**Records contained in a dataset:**
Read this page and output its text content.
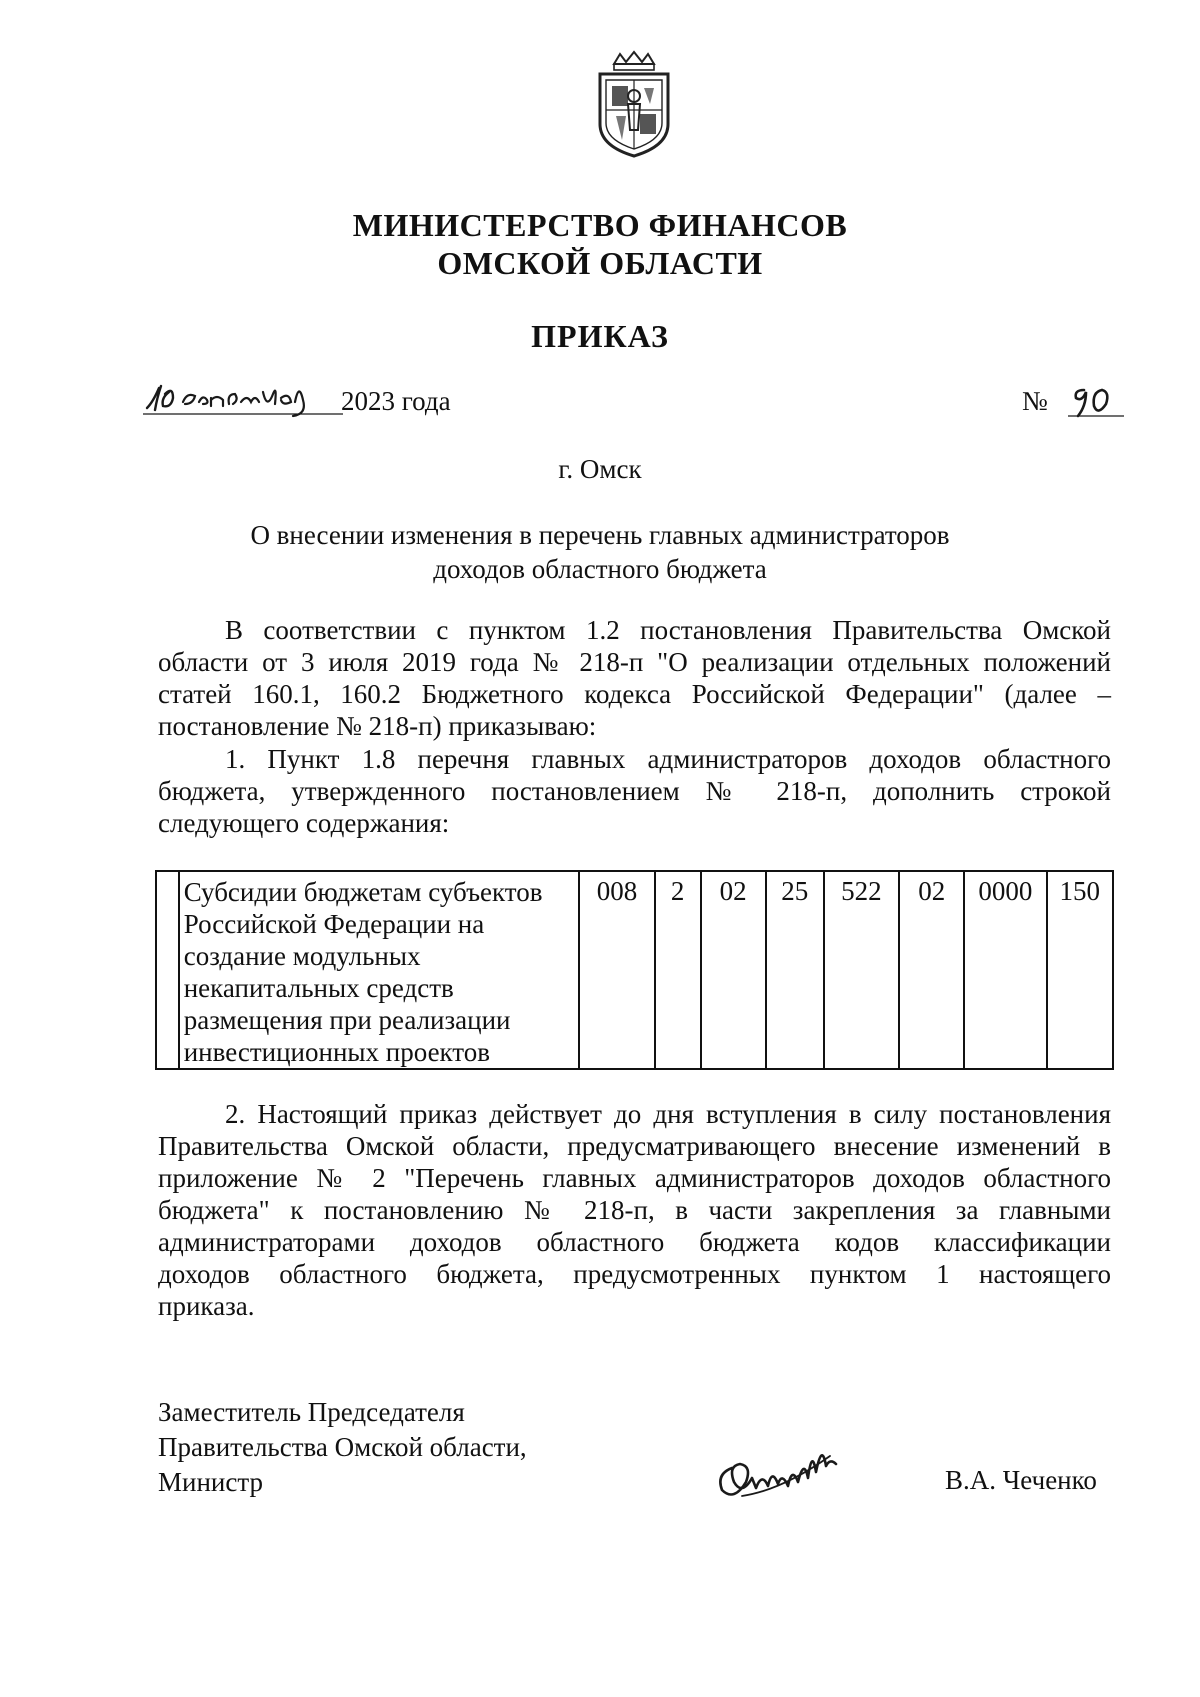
МИНИСТЕРСТВО ФИНАНСОВ
ОМСКОЙ ОБЛАСТИ
ПРИКАЗ
2023 года	№
г. Омск
О внесении изменения в перечень главных администраторов
доходов областного бюджета
В соответствии с пунктом 1.2 постановления Правительства Омской
области от 3 июля 2019 года № 218-п "О реализации отдельных положений
статей 160.1, 160.2 Бюджетного кодекса Российской Федерации" (далее –
постановление № 218-п) приказываю:
1. Пункт 1.8 перечня главных администраторов доходов областного
бюджета, утвержденного постановлением № 218-п, дополнить строкой
следующего содержания:

Субсидии бюджетам субъектов
Российской Федерации на
создание модульных
некапитальных средств
размещения при реализации
инвестиционных проектов
	008	2	02	25	522	02	0000	150
2. Настоящий приказ действует до дня вступления в силу постановления
Правительства Омской области, предусматривающего внесение изменений в
приложение № 2 "Перечень главных администраторов доходов областного
бюджета" к постановлению № 218-п, в части закрепления за главными
администраторами доходов областного бюджета кодов классификации
доходов областного бюджета, предусмотренных пунктом 1 настоящего
приказа.
Заместитель Председателя
Правительства Омской области,
Министр	В.А. Чеченко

**SET EXERCISE:**
Using the material above, state how many lines include the string "областного". Answer with a single number.

**ANSWER TO THIS PROBLEM:**
5